▸ **Stated task**: In the material below, identify each line bearing the word "text". Reproduce those lines.

▸ **The data**:

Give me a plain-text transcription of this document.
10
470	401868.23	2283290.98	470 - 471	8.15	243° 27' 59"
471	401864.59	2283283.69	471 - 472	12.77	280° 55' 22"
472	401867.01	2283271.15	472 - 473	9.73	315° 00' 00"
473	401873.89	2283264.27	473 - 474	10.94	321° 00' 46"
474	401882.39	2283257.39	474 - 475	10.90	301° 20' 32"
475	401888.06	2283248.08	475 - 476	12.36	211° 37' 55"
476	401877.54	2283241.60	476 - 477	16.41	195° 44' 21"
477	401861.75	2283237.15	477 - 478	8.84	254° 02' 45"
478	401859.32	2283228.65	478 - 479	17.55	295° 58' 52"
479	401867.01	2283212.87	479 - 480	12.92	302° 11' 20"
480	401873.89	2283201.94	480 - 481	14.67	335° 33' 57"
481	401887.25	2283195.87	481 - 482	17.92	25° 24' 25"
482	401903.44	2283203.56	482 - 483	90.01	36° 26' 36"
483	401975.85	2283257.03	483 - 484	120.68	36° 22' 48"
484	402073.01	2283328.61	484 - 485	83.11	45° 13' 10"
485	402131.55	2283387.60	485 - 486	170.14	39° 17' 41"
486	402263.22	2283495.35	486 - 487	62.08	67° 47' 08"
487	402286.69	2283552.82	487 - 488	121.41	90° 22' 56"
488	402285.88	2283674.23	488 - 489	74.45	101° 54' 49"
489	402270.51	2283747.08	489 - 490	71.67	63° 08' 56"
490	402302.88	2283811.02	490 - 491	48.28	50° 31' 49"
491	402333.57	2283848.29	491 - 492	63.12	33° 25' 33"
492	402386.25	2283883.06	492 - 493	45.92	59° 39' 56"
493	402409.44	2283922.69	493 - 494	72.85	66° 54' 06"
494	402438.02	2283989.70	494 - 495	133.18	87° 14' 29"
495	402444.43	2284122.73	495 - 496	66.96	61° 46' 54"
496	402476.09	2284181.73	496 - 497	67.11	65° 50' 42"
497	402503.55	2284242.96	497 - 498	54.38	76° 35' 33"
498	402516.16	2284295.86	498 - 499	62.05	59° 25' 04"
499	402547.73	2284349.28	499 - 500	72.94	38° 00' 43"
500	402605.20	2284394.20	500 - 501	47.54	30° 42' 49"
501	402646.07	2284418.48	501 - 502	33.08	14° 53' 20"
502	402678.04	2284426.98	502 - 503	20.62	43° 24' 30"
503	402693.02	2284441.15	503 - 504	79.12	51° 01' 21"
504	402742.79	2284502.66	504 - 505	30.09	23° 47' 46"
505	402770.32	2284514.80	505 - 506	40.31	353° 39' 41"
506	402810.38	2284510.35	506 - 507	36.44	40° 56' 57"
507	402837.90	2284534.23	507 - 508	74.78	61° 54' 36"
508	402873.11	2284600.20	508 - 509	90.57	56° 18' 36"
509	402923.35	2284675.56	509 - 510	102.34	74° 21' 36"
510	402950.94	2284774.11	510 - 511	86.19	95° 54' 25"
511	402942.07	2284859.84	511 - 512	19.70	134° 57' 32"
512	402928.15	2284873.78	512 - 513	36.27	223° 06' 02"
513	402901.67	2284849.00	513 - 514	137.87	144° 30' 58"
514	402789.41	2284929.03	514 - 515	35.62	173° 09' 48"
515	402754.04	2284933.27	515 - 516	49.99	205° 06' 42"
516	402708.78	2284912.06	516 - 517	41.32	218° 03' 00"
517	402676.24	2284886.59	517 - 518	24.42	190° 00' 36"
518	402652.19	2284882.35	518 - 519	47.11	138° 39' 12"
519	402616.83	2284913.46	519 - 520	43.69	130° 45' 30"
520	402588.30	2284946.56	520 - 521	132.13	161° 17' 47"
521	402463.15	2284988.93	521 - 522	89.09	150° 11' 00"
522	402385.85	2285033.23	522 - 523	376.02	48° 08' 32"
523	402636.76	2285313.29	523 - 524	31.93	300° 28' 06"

...

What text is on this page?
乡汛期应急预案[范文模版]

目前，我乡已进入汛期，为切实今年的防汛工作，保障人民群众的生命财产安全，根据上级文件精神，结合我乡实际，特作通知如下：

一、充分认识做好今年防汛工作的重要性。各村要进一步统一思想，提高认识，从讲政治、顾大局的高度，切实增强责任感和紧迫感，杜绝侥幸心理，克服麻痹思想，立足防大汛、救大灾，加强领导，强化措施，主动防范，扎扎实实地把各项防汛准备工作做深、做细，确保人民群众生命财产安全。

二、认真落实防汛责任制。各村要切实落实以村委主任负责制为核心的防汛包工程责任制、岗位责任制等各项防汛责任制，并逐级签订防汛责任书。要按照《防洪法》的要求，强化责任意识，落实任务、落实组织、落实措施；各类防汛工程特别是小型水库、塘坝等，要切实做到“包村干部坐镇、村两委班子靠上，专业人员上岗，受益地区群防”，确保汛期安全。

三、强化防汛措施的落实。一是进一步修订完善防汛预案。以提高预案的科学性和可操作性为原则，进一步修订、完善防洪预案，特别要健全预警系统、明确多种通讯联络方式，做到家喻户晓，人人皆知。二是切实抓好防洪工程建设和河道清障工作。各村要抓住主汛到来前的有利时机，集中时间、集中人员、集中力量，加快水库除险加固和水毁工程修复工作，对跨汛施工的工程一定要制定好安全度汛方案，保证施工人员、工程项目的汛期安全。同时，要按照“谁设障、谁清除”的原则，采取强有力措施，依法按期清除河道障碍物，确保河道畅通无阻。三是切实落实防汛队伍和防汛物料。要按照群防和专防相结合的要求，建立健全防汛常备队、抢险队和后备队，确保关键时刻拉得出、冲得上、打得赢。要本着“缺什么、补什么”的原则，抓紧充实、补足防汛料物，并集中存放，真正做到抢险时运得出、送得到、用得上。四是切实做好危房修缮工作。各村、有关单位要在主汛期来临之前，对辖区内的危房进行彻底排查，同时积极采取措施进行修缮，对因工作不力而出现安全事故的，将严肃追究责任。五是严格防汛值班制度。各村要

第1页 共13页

▸ **Response below**:
Give me a plain-text transcription of this document.
What text is on this page?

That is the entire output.